Dataset records ->
--- start ---

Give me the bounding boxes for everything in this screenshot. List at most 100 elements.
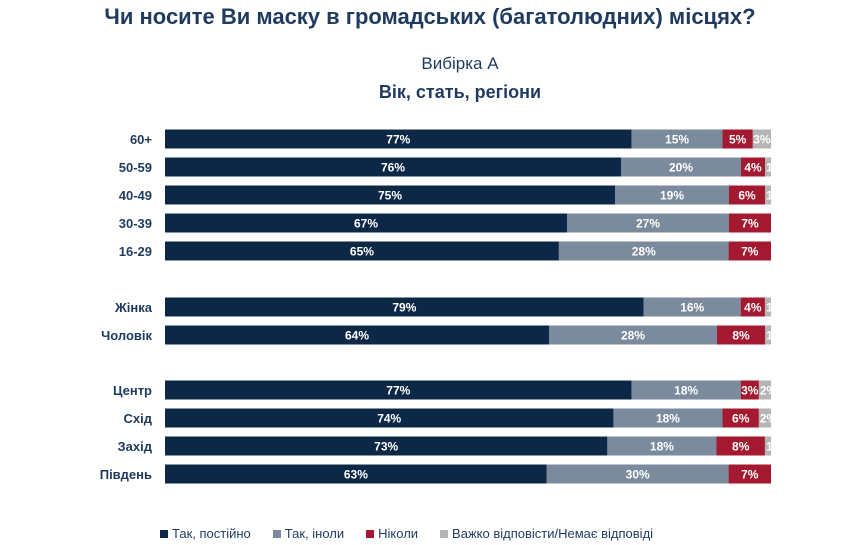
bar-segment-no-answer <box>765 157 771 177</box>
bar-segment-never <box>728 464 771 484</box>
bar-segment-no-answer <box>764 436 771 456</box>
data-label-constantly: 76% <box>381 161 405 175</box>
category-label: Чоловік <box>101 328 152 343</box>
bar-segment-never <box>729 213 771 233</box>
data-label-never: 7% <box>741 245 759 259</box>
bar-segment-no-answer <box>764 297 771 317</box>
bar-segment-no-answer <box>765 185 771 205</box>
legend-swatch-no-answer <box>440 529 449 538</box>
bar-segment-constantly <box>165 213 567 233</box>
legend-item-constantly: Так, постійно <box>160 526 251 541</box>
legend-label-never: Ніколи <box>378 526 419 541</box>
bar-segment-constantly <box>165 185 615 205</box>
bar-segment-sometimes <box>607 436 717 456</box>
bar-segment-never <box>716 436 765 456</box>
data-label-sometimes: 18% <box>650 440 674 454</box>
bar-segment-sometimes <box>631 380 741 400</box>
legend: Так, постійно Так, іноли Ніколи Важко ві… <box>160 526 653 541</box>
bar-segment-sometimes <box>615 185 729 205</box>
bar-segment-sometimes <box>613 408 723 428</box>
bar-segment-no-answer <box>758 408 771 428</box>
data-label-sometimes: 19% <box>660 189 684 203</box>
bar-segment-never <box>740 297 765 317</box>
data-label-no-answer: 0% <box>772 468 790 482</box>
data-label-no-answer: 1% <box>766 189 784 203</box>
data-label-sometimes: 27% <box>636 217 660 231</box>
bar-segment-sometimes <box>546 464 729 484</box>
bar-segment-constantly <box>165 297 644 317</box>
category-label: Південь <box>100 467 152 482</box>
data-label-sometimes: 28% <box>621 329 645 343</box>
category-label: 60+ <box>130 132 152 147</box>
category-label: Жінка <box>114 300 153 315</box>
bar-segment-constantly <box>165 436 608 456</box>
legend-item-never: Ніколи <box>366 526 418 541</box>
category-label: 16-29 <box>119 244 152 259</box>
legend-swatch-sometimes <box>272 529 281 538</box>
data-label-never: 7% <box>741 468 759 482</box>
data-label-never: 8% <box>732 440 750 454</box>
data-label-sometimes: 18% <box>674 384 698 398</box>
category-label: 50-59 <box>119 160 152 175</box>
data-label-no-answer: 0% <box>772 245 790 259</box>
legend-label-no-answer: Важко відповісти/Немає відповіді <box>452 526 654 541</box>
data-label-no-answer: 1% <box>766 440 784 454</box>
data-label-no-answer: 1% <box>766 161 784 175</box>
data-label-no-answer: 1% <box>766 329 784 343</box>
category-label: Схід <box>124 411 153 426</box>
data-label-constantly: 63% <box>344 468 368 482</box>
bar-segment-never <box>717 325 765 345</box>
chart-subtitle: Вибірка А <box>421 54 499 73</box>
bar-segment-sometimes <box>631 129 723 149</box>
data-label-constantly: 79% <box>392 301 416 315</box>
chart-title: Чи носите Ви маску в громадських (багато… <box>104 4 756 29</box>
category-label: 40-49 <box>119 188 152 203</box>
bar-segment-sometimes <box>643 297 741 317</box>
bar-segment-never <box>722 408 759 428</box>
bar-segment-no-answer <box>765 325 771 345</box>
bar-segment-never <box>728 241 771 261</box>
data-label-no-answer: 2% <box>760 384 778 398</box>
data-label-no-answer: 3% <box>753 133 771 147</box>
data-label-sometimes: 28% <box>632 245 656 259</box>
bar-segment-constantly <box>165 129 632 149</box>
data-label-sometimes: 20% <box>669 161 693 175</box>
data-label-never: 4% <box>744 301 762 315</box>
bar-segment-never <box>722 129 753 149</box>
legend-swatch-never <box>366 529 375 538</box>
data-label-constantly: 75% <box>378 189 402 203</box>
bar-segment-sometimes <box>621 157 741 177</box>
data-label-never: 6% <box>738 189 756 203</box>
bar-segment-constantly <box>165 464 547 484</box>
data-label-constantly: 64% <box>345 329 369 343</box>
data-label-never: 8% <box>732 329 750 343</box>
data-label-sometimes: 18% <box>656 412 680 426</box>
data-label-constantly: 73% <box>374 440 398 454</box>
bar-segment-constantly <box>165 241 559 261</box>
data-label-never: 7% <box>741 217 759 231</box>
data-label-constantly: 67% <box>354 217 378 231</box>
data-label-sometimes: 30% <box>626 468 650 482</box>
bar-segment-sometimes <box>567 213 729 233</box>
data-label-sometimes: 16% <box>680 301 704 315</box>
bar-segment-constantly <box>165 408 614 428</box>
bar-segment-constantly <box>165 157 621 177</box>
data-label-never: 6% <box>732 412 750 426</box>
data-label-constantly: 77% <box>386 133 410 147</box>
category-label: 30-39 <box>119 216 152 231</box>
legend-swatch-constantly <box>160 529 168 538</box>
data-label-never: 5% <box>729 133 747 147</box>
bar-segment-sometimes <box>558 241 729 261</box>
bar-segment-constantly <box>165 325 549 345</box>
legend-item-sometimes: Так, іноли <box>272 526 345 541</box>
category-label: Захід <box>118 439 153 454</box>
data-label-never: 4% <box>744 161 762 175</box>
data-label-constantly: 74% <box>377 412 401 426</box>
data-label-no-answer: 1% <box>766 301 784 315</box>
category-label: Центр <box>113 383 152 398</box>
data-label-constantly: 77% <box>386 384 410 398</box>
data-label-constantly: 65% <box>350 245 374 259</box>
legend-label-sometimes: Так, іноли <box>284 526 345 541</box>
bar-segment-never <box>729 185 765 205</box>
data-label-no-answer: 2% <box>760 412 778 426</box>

--- end ---

Requirements -> Could you extract every line of the material above, character for character, leaving out the pictures?

Finished answer ->
Give me the bounding boxes for everything in this screenshot. List at most 100 elements.
bar-segment-no-answer <box>765 157 771 177</box>
bar-segment-never <box>728 464 771 484</box>
bar-segment-no-answer <box>764 436 771 456</box>
data-label-constantly: 76% <box>381 161 405 175</box>
category-label: Чоловік <box>101 328 152 343</box>
bar-segment-never <box>729 213 771 233</box>
data-label-never: 7% <box>741 245 759 259</box>
bar-segment-no-answer <box>764 297 771 317</box>
bar-segment-no-answer <box>765 185 771 205</box>
legend-swatch-no-answer <box>440 529 449 538</box>
bar-segment-constantly <box>165 213 567 233</box>
legend-item-constantly: Так, постійно <box>160 526 251 541</box>
legend-label-never: Ніколи <box>378 526 419 541</box>
bar-segment-constantly <box>165 185 615 205</box>
bar-segment-sometimes <box>607 436 717 456</box>
bar-segment-never <box>716 436 765 456</box>
data-label-sometimes: 18% <box>650 440 674 454</box>
bar-segment-sometimes <box>631 380 741 400</box>
legend: Так, постійно Так, іноли Ніколи Важко ві… <box>160 526 653 541</box>
bar-segment-sometimes <box>615 185 729 205</box>
bar-segment-sometimes <box>613 408 723 428</box>
bar-segment-no-answer <box>758 408 771 428</box>
data-label-sometimes: 19% <box>660 189 684 203</box>
bar-segment-never <box>740 297 765 317</box>
data-label-no-answer: 0% <box>772 468 790 482</box>
data-label-no-answer: 1% <box>766 189 784 203</box>
data-label-sometimes: 27% <box>636 217 660 231</box>
bar-segment-sometimes <box>546 464 729 484</box>
bar-segment-constantly <box>165 297 644 317</box>
category-label: Південь <box>100 467 152 482</box>
data-label-sometimes: 28% <box>621 329 645 343</box>
category-label: 60+ <box>130 132 152 147</box>
category-label: Жінка <box>114 300 153 315</box>
bar-segment-constantly <box>165 436 608 456</box>
legend-item-never: Ніколи <box>366 526 418 541</box>
category-label: 16-29 <box>119 244 152 259</box>
legend-swatch-sometimes <box>272 529 281 538</box>
data-label-never: 7% <box>741 468 759 482</box>
data-label-never: 8% <box>732 440 750 454</box>
data-label-sometimes: 18% <box>674 384 698 398</box>
category-label: 50-59 <box>119 160 152 175</box>
data-label-no-answer: 0% <box>772 245 790 259</box>
legend-label-no-answer: Важко відповісти/Немає відповіді <box>452 526 654 541</box>
data-label-no-answer: 1% <box>766 440 784 454</box>
data-label-no-answer: 1% <box>766 161 784 175</box>
data-label-no-answer: 1% <box>766 329 784 343</box>
category-label: Схід <box>124 411 153 426</box>
data-label-constantly: 63% <box>344 468 368 482</box>
bar-segment-never <box>717 325 765 345</box>
chart-subtitle: Вибірка А <box>421 54 499 73</box>
bar-segment-sometimes <box>631 129 723 149</box>
data-label-constantly: 79% <box>392 301 416 315</box>
chart-title: Чи носите Ви маску в громадських (багато… <box>104 4 756 29</box>
category-label: 40-49 <box>119 188 152 203</box>
bar-segment-sometimes <box>643 297 741 317</box>
bar-segment-never <box>722 408 759 428</box>
bar-segment-no-answer <box>765 325 771 345</box>
bar-segment-never <box>728 241 771 261</box>
data-label-no-answer: 2% <box>760 384 778 398</box>
data-label-no-answer: 3% <box>753 133 771 147</box>
data-label-sometimes: 28% <box>632 245 656 259</box>
bar-segment-constantly <box>165 129 632 149</box>
data-label-sometimes: 20% <box>669 161 693 175</box>
data-label-never: 4% <box>744 301 762 315</box>
bar-segment-never <box>722 129 753 149</box>
legend-swatch-never <box>366 529 375 538</box>
data-label-constantly: 75% <box>378 189 402 203</box>
bar-segment-sometimes <box>621 157 741 177</box>
data-label-never: 6% <box>738 189 756 203</box>
bar-segment-constantly <box>165 464 547 484</box>
data-label-constantly: 64% <box>345 329 369 343</box>
data-label-never: 8% <box>732 329 750 343</box>
data-label-sometimes: 18% <box>656 412 680 426</box>
data-label-constantly: 73% <box>374 440 398 454</box>
bar-segment-constantly <box>165 241 559 261</box>
data-label-never: 7% <box>741 217 759 231</box>
data-label-constantly: 67% <box>354 217 378 231</box>
data-label-sometimes: 30% <box>626 468 650 482</box>
bar-segment-sometimes <box>567 213 729 233</box>
data-label-sometimes: 16% <box>680 301 704 315</box>
bar-segment-constantly <box>165 408 614 428</box>
bar-segment-constantly <box>165 157 621 177</box>
data-label-never: 6% <box>732 412 750 426</box>
data-label-constantly: 77% <box>386 133 410 147</box>
category-label: 30-39 <box>119 216 152 231</box>
legend-swatch-constantly <box>160 529 168 538</box>
data-label-never: 5% <box>729 133 747 147</box>
bar-segment-sometimes <box>558 241 729 261</box>
bar-segment-constantly <box>165 325 549 345</box>
legend-item-sometimes: Так, іноли <box>272 526 345 541</box>
category-label: Захід <box>118 439 153 454</box>
data-label-never: 4% <box>744 161 762 175</box>
data-label-constantly: 74% <box>377 412 401 426</box>
data-label-no-answer: 1% <box>766 301 784 315</box>
category-label: Центр <box>113 383 152 398</box>
data-label-constantly: 77% <box>386 384 410 398</box>
data-label-constantly: 65% <box>350 245 374 259</box>
legend-label-sometimes: Так, іноли <box>284 526 345 541</box>
bar-segment-never <box>729 185 765 205</box>
data-label-no-answer: 2% <box>760 412 778 426</box>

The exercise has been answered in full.